WHAT YOU HAVE TO DO:
Your copy of the material below should match it exactly, except that it holds no pictures.

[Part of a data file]
********
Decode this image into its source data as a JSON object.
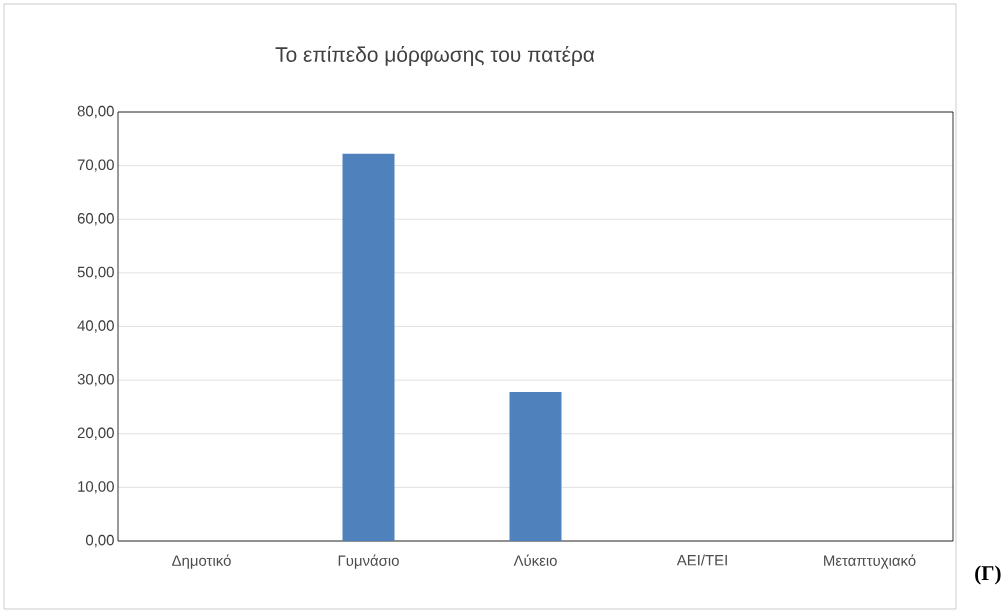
{
  "chart_data": {
    "type": "bar",
    "title": "Το επίπεδο μόρφωσης του πατέρα",
    "categories": [
      "Δημοτικό",
      "Γυμνάσιο",
      "Λύκειο",
      "ΑΕΙ/ΤΕΙ",
      "Μεταπτυχιακό"
    ],
    "values": [
      0,
      72.2,
      27.8,
      0,
      0
    ],
    "color": "#4f81bd",
    "ylim": [
      0,
      80
    ],
    "yticks": [
      {
        "value": 0,
        "label": "0,00"
      },
      {
        "value": 10,
        "label": "10,00"
      },
      {
        "value": 20,
        "label": "20,00"
      },
      {
        "value": 30,
        "label": "30,00"
      },
      {
        "value": 40,
        "label": "40,00"
      },
      {
        "value": 50,
        "label": "50,00"
      },
      {
        "value": 60,
        "label": "60,00"
      },
      {
        "value": 70,
        "label": "70,00"
      },
      {
        "value": 80,
        "label": "80,00"
      }
    ],
    "grid": "y",
    "annotations": [
      "(Γ)"
    ]
  }
}
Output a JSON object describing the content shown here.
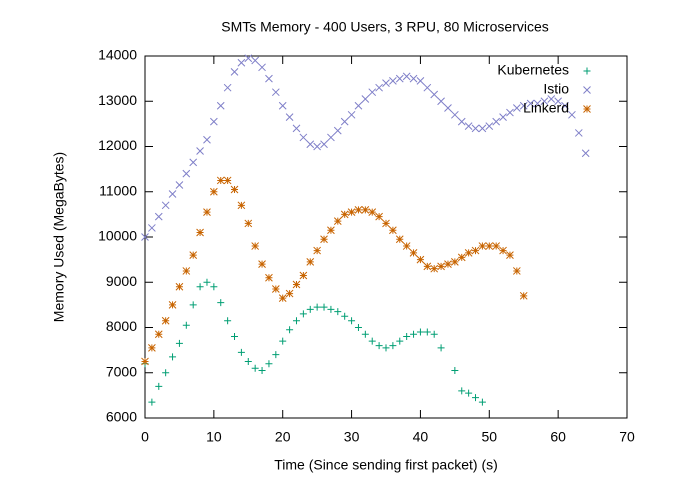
{
  "chart_data": {
    "type": "scatter",
    "title": "SMTs Memory - 400 Users, 3 RPU, 80 Microservices",
    "x_label": "Time (Since sending first packet) (s)",
    "y_label": "Memory Used (MegaBytes)",
    "xlim": [
      0,
      70
    ],
    "ylim": [
      6000,
      14000
    ],
    "xticks": [
      0,
      10,
      20,
      30,
      40,
      50,
      60,
      70
    ],
    "yticks": [
      6000,
      7000,
      8000,
      9000,
      10000,
      11000,
      12000,
      13000,
      14000
    ],
    "grid": false,
    "legend": "top-right",
    "series": [
      {
        "name": "Kubernetes",
        "color": "#009e73",
        "marker": "plus",
        "x": [
          0,
          1,
          2,
          3,
          4,
          5,
          6,
          7,
          8,
          9,
          10,
          11,
          12,
          13,
          14,
          15,
          16,
          17,
          18,
          19,
          20,
          21,
          22,
          23,
          24,
          25,
          26,
          27,
          28,
          29,
          30,
          31,
          32,
          33,
          34,
          35,
          36,
          37,
          38,
          39,
          40,
          41,
          42,
          43,
          45,
          46,
          47,
          48,
          49
        ],
        "values": [
          7200,
          6350,
          6700,
          7000,
          7350,
          7650,
          8050,
          8500,
          8900,
          9000,
          8900,
          8550,
          8150,
          7800,
          7450,
          7250,
          7100,
          7050,
          7200,
          7400,
          7700,
          7950,
          8150,
          8300,
          8400,
          8450,
          8450,
          8400,
          8350,
          8250,
          8150,
          8000,
          7850,
          7700,
          7600,
          7550,
          7600,
          7700,
          7800,
          7850,
          7900,
          7900,
          7850,
          7550,
          7050,
          6600,
          6550,
          6450,
          6350
        ]
      },
      {
        "name": "Istio",
        "color": "#7f7fc8",
        "marker": "cross",
        "x": [
          0,
          1,
          2,
          3,
          4,
          5,
          6,
          7,
          8,
          9,
          10,
          11,
          12,
          13,
          14,
          15,
          16,
          17,
          18,
          19,
          20,
          21,
          22,
          23,
          24,
          25,
          26,
          27,
          28,
          29,
          30,
          31,
          32,
          33,
          34,
          35,
          36,
          37,
          38,
          39,
          40,
          41,
          42,
          43,
          44,
          45,
          46,
          47,
          48,
          49,
          50,
          51,
          52,
          53,
          54,
          55,
          56,
          57,
          58,
          59,
          60,
          61,
          62,
          63,
          64
        ],
        "values": [
          10000,
          10200,
          10450,
          10700,
          10950,
          11150,
          11400,
          11650,
          11900,
          12150,
          12550,
          12900,
          13300,
          13650,
          13850,
          13950,
          13900,
          13750,
          13500,
          13200,
          12900,
          12650,
          12400,
          12200,
          12050,
          12000,
          12050,
          12200,
          12350,
          12550,
          12700,
          12900,
          13050,
          13200,
          13300,
          13400,
          13450,
          13500,
          13550,
          13500,
          13450,
          13300,
          13150,
          13000,
          12850,
          12700,
          12550,
          12450,
          12400,
          12400,
          12450,
          12550,
          12650,
          12750,
          12850,
          12900,
          12950,
          12950,
          13000,
          13050,
          13000,
          12900,
          12700,
          12300,
          11850
        ]
      },
      {
        "name": "Linkerd",
        "color": "#c86400",
        "marker": "star",
        "x": [
          0,
          1,
          2,
          3,
          4,
          5,
          6,
          7,
          8,
          9,
          10,
          11,
          12,
          13,
          14,
          15,
          16,
          17,
          18,
          19,
          20,
          21,
          22,
          23,
          24,
          25,
          26,
          27,
          28,
          29,
          30,
          31,
          32,
          33,
          34,
          35,
          36,
          37,
          38,
          39,
          40,
          41,
          42,
          43,
          44,
          45,
          46,
          47,
          48,
          49,
          50,
          51,
          52,
          53,
          54,
          55
        ],
        "values": [
          7250,
          7550,
          7850,
          8150,
          8500,
          8900,
          9250,
          9600,
          10100,
          10550,
          11000,
          11250,
          11250,
          11050,
          10700,
          10300,
          9800,
          9400,
          9100,
          8850,
          8650,
          8750,
          8950,
          9150,
          9450,
          9700,
          9950,
          10150,
          10350,
          10500,
          10550,
          10600,
          10600,
          10550,
          10450,
          10300,
          10150,
          9950,
          9800,
          9650,
          9500,
          9350,
          9300,
          9350,
          9400,
          9450,
          9550,
          9650,
          9700,
          9800,
          9800,
          9800,
          9700,
          9600,
          9250,
          8700
        ]
      }
    ]
  }
}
********
SOLUTION TO THE EXERCISE:
Decode this image into its source data as a JSON object.
{
  "chart_data": {
    "type": "bar",
    "title": "Το επίπεδο μόρφωσης του πατέρα",
    "categories": [
      "Δημοτικό",
      "Γυμνάσιο",
      "Λύκειο",
      "ΑΕΙ/ΤΕΙ",
      "Μεταπτυχιακό"
    ],
    "values": [
      0,
      72.2,
      27.8,
      0,
      0
    ],
    "color": "#4f81bd",
    "ylim": [
      0,
      80
    ],
    "yticks": [
      {
        "value": 0,
        "label": "0,00"
      },
      {
        "value": 10,
        "label": "10,00"
      },
      {
        "value": 20,
        "label": "20,00"
      },
      {
        "value": 30,
        "label": "30,00"
      },
      {
        "value": 40,
        "label": "40,00"
      },
      {
        "value": 50,
        "label": "50,00"
      },
      {
        "value": 60,
        "label": "60,00"
      },
      {
        "value": 70,
        "label": "70,00"
      },
      {
        "value": 80,
        "label": "80,00"
      }
    ],
    "grid": "y",
    "annotations": [
      "(Γ)"
    ]
  }
}
Output a JSON object describing the content shown here.
{
  "chart_data": {
    "type": "scatter",
    "title": "SMTs Memory - 400 Users, 3 RPU, 80 Microservices",
    "x_label": "Time (Since sending first packet) (s)",
    "y_label": "Memory Used (MegaBytes)",
    "xlim": [
      0,
      70
    ],
    "ylim": [
      6000,
      14000
    ],
    "xticks": [
      0,
      10,
      20,
      30,
      40,
      50,
      60,
      70
    ],
    "yticks": [
      6000,
      7000,
      8000,
      9000,
      10000,
      11000,
      12000,
      13000,
      14000
    ],
    "grid": false,
    "legend": "top-right",
    "series": [
      {
        "name": "Kubernetes",
        "color": "#009e73",
        "marker": "plus",
        "x": [
          0,
          1,
          2,
          3,
          4,
          5,
          6,
          7,
          8,
          9,
          10,
          11,
          12,
          13,
          14,
          15,
          16,
          17,
          18,
          19,
          20,
          21,
          22,
          23,
          24,
          25,
          26,
          27,
          28,
          29,
          30,
          31,
          32,
          33,
          34,
          35,
          36,
          37,
          38,
          39,
          40,
          41,
          42,
          43,
          45,
          46,
          47,
          48,
          49
        ],
        "values": [
          7200,
          6350,
          6700,
          7000,
          7350,
          7650,
          8050,
          8500,
          8900,
          9000,
          8900,
          8550,
          8150,
          7800,
          7450,
          7250,
          7100,
          7050,
          7200,
          7400,
          7700,
          7950,
          8150,
          8300,
          8400,
          8450,
          8450,
          8400,
          8350,
          8250,
          8150,
          8000,
          7850,
          7700,
          7600,
          7550,
          7600,
          7700,
          7800,
          7850,
          7900,
          7900,
          7850,
          7550,
          7050,
          6600,
          6550,
          6450,
          6350
        ]
      },
      {
        "name": "Istio",
        "color": "#7f7fc8",
        "marker": "cross",
        "x": [
          0,
          1,
          2,
          3,
          4,
          5,
          6,
          7,
          8,
          9,
          10,
          11,
          12,
          13,
          14,
          15,
          16,
          17,
          18,
          19,
          20,
          21,
          22,
          23,
          24,
          25,
          26,
          27,
          28,
          29,
          30,
          31,
          32,
          33,
          34,
          35,
          36,
          37,
          38,
          39,
          40,
          41,
          42,
          43,
          44,
          45,
          46,
          47,
          48,
          49,
          50,
          51,
          52,
          53,
          54,
          55,
          56,
          57,
          58,
          59,
          60,
          61,
          62,
          63,
          64
        ],
        "values": [
          10000,
          10200,
          10450,
          10700,
          10950,
          11150,
          11400,
          11650,
          11900,
          12150,
          12550,
          12900,
          13300,
          13650,
          13850,
          13950,
          13900,
          13750,
          13500,
          13200,
          12900,
          12650,
          12400,
          12200,
          12050,
          12000,
          12050,
          12200,
          12350,
          12550,
          12700,
          12900,
          13050,
          13200,
          13300,
          13400,
          13450,
          13500,
          13550,
          13500,
          13450,
          13300,
          13150,
          13000,
          12850,
          12700,
          12550,
          12450,
          12400,
          12400,
          12450,
          12550,
          12650,
          12750,
          12850,
          12900,
          12950,
          12950,
          13000,
          13050,
          13000,
          12900,
          12700,
          12300,
          11850
        ]
      },
      {
        "name": "Linkerd",
        "color": "#c86400",
        "marker": "star",
        "x": [
          0,
          1,
          2,
          3,
          4,
          5,
          6,
          7,
          8,
          9,
          10,
          11,
          12,
          13,
          14,
          15,
          16,
          17,
          18,
          19,
          20,
          21,
          22,
          23,
          24,
          25,
          26,
          27,
          28,
          29,
          30,
          31,
          32,
          33,
          34,
          35,
          36,
          37,
          38,
          39,
          40,
          41,
          42,
          43,
          44,
          45,
          46,
          47,
          48,
          49,
          50,
          51,
          52,
          53,
          54,
          55
        ],
        "values": [
          7250,
          7550,
          7850,
          8150,
          8500,
          8900,
          9250,
          9600,
          10100,
          10550,
          11000,
          11250,
          11250,
          11050,
          10700,
          10300,
          9800,
          9400,
          9100,
          8850,
          8650,
          8750,
          8950,
          9150,
          9450,
          9700,
          9950,
          10150,
          10350,
          10500,
          10550,
          10600,
          10600,
          10550,
          10450,
          10300,
          10150,
          9950,
          9800,
          9650,
          9500,
          9350,
          9300,
          9350,
          9400,
          9450,
          9550,
          9650,
          9700,
          9800,
          9800,
          9800,
          9700,
          9600,
          9250,
          8700
        ]
      }
    ]
  }
}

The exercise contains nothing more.